* Your instructions
Return every line of the items below exactly as it appears, leaving out the pictures.

(Layout element annotations)
>> START

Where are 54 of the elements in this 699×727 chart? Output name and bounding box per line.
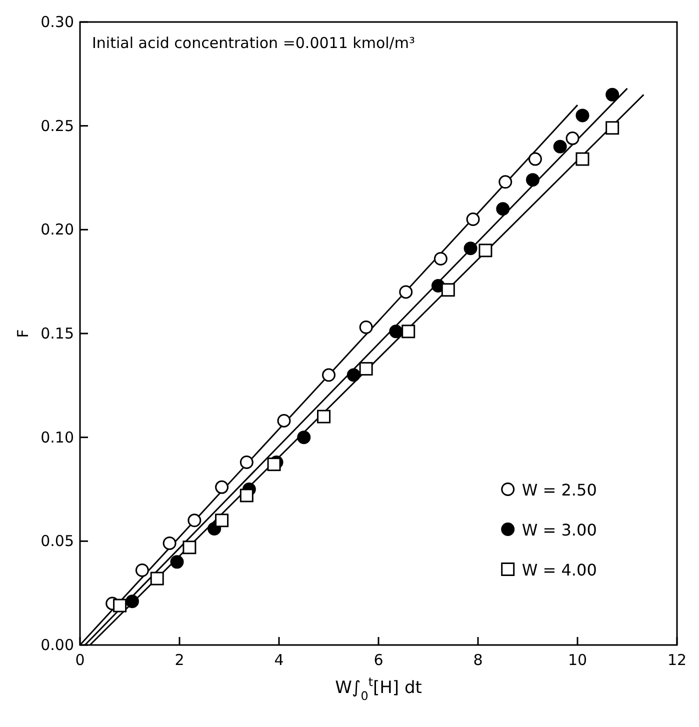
point	[182, 540, 196, 554]
point	[240, 488, 254, 502]
x-tick-label: 4	[274, 651, 284, 669]
point	[297, 430, 311, 444]
x-axis-title: W∫$_{0}$$^{t}$[H] dt	[335, 675, 422, 703]
text: Initial acid concentration =0.0011 kmol/m³	[92, 34, 415, 52]
y-tick-label: 0.25	[40, 116, 74, 135]
legend-label: W = 4.00	[522, 560, 597, 580]
point	[441, 283, 455, 297]
x-tick-label: 6	[374, 651, 384, 669]
point	[434, 252, 448, 266]
point	[399, 285, 413, 299]
point	[162, 536, 176, 550]
point	[402, 324, 416, 338]
point	[277, 414, 291, 428]
point	[267, 458, 281, 472]
y-tick-label: 0.10	[40, 428, 74, 446]
point	[188, 514, 202, 528]
point	[346, 368, 360, 382]
point	[215, 514, 229, 528]
point	[464, 242, 478, 256]
point	[113, 598, 127, 612]
x-tick-label: 8	[473, 651, 483, 669]
y-tick-label: 0.30	[40, 13, 74, 31]
point	[359, 362, 373, 376]
y-tick-label: 0.05	[40, 532, 74, 550]
point	[498, 175, 512, 189]
point	[466, 212, 480, 226]
y-axis-title: F	[14, 329, 32, 338]
point	[478, 244, 492, 258]
y-tick-label: 0.20	[40, 220, 74, 239]
legend-label: W = 3.00	[522, 520, 597, 540]
point	[322, 368, 336, 382]
point	[150, 572, 164, 586]
point	[389, 324, 403, 338]
x-tick-label: 0	[75, 651, 85, 669]
point	[215, 480, 229, 494]
x-tick-label: 12	[667, 651, 687, 669]
point	[553, 140, 567, 154]
point	[576, 108, 590, 122]
point	[170, 555, 184, 569]
point	[240, 456, 254, 470]
point	[576, 152, 590, 166]
point	[125, 594, 139, 608]
y-tick-label: 0.00	[40, 636, 74, 654]
legend-label: W = 2.50	[522, 480, 597, 500]
point	[526, 173, 540, 187]
point	[606, 121, 620, 135]
y-tick-label: 0.15	[40, 324, 74, 342]
x-tick-label: 2	[174, 651, 184, 669]
x-tick-label: 10	[568, 651, 588, 669]
point	[317, 410, 331, 424]
point	[496, 202, 510, 216]
point	[606, 88, 620, 102]
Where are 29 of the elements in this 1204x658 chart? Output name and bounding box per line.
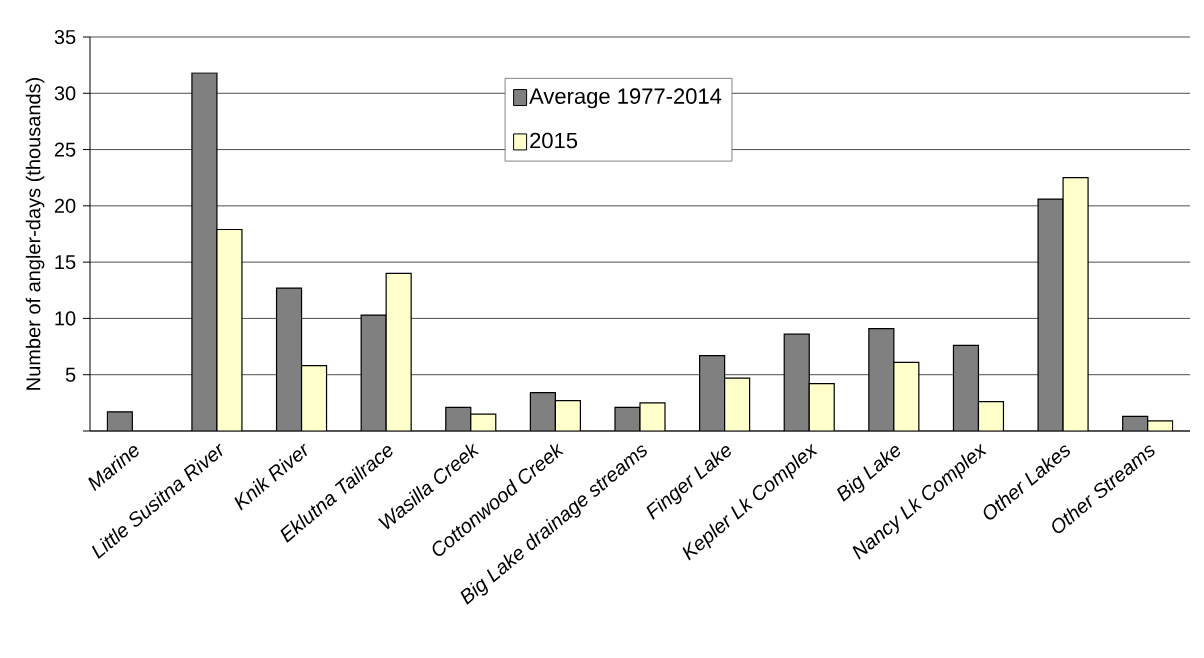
bar xyxy=(724,378,750,431)
legend-label: Average 1977-2014 xyxy=(529,88,722,109)
y-tick-label: 30 xyxy=(54,86,76,101)
y-tick-label: 5 xyxy=(65,367,76,382)
bar xyxy=(555,400,581,431)
bar xyxy=(868,328,894,431)
x-tick-label: Big Lake xyxy=(836,445,901,502)
bar xyxy=(784,334,810,431)
bar xyxy=(699,355,725,431)
y-tick-label: 20 xyxy=(54,198,76,213)
bar xyxy=(301,365,327,431)
bar xyxy=(216,229,242,431)
y-tick-label: 15 xyxy=(55,255,76,270)
bar xyxy=(191,73,217,431)
y-axis-title: Number of angler-days (thousands) xyxy=(25,77,45,390)
bar xyxy=(386,273,412,431)
y-tick-label: 35 xyxy=(54,29,76,45)
y-tick-label: 25 xyxy=(54,142,76,157)
bar xyxy=(361,315,387,431)
bar xyxy=(893,362,919,431)
y-tick-label: 10 xyxy=(55,311,76,326)
bar xyxy=(1063,177,1089,431)
bar xyxy=(978,401,1004,431)
bar xyxy=(530,392,556,431)
bar xyxy=(1038,199,1064,431)
bar xyxy=(953,345,979,431)
bar xyxy=(276,288,302,431)
legend-label: 2015 xyxy=(530,132,578,149)
bar xyxy=(809,383,835,431)
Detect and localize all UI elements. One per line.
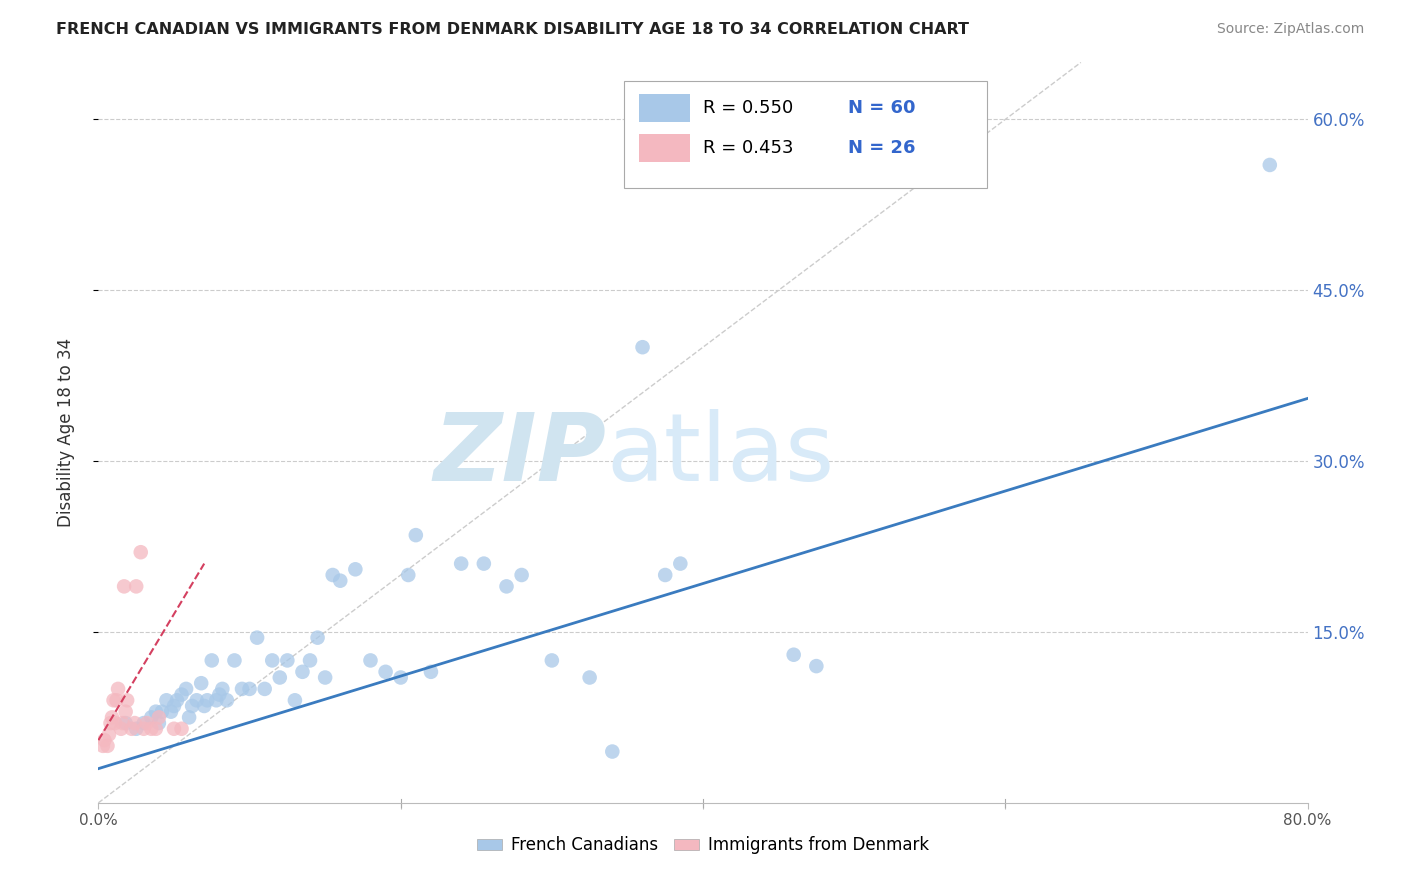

>> END

* Answer to the task
Where are 54 of the elements in this 699×727 chart? Output name and bounding box per line.
point	[182, 540, 196, 554]
point	[240, 488, 254, 502]
x-tick-label: 4	[274, 651, 284, 669]
point	[297, 430, 311, 444]
x-axis-title: W∫$_{0}$$^{t}$[H] dt	[335, 675, 422, 703]
text: Initial acid concentration =0.0011 kmol/m³	[92, 34, 415, 52]
y-tick-label: 0.25	[40, 116, 74, 135]
legend-label: W = 4.00	[522, 560, 597, 580]
point	[441, 283, 455, 297]
x-tick-label: 6	[374, 651, 384, 669]
point	[434, 252, 448, 266]
point	[399, 285, 413, 299]
point	[162, 536, 176, 550]
point	[402, 324, 416, 338]
point	[277, 414, 291, 428]
point	[267, 458, 281, 472]
y-tick-label: 0.10	[40, 428, 74, 446]
point	[188, 514, 202, 528]
point	[346, 368, 360, 382]
point	[215, 514, 229, 528]
point	[464, 242, 478, 256]
point	[113, 598, 127, 612]
x-tick-label: 8	[473, 651, 483, 669]
y-tick-label: 0.30	[40, 13, 74, 31]
point	[359, 362, 373, 376]
y-tick-label: 0.05	[40, 532, 74, 550]
point	[498, 175, 512, 189]
point	[466, 212, 480, 226]
y-axis-title: F	[14, 329, 32, 338]
point	[478, 244, 492, 258]
y-tick-label: 0.20	[40, 220, 74, 239]
legend-label: W = 3.00	[522, 520, 597, 540]
point	[322, 368, 336, 382]
point	[150, 572, 164, 586]
point	[389, 324, 403, 338]
x-tick-label: 0	[75, 651, 85, 669]
point	[215, 480, 229, 494]
x-tick-label: 12	[667, 651, 687, 669]
point	[553, 140, 567, 154]
point	[576, 108, 590, 122]
point	[170, 555, 184, 569]
point	[240, 456, 254, 470]
point	[576, 152, 590, 166]
point	[125, 594, 139, 608]
y-tick-label: 0.00	[40, 636, 74, 654]
legend-label: W = 2.50	[522, 480, 597, 500]
point	[526, 173, 540, 187]
point	[606, 121, 620, 135]
y-tick-label: 0.15	[40, 324, 74, 342]
x-tick-label: 2	[174, 651, 184, 669]
x-tick-label: 10	[568, 651, 588, 669]
point	[317, 410, 331, 424]
point	[496, 202, 510, 216]
point	[606, 88, 620, 102]
Where are 29 of the elements in this 1204x658 chart? Output name and bounding box per line.
bar xyxy=(724,378,750,431)
legend-label: Average 1977-2014 xyxy=(529,88,722,109)
y-tick-label: 30 xyxy=(54,86,76,101)
y-tick-label: 5 xyxy=(65,367,76,382)
bar xyxy=(555,400,581,431)
bar xyxy=(868,328,894,431)
x-tick-label: Big Lake xyxy=(836,445,901,502)
bar xyxy=(784,334,810,431)
bar xyxy=(699,355,725,431)
y-tick-label: 20 xyxy=(54,198,76,213)
bar xyxy=(301,365,327,431)
bar xyxy=(216,229,242,431)
y-tick-label: 15 xyxy=(55,255,76,270)
bar xyxy=(191,73,217,431)
y-axis-title: Number of angler-days (thousands) xyxy=(25,77,45,390)
bar xyxy=(386,273,412,431)
y-tick-label: 35 xyxy=(54,29,76,45)
y-tick-label: 25 xyxy=(54,142,76,157)
bar xyxy=(361,315,387,431)
bar xyxy=(893,362,919,431)
y-tick-label: 10 xyxy=(55,311,76,326)
bar xyxy=(1063,177,1089,431)
bar xyxy=(978,401,1004,431)
bar xyxy=(530,392,556,431)
bar xyxy=(1038,199,1064,431)
bar xyxy=(953,345,979,431)
bar xyxy=(276,288,302,431)
legend-label: 2015 xyxy=(530,132,578,149)
bar xyxy=(809,383,835,431)
Detect and localize all UI elements. One per line.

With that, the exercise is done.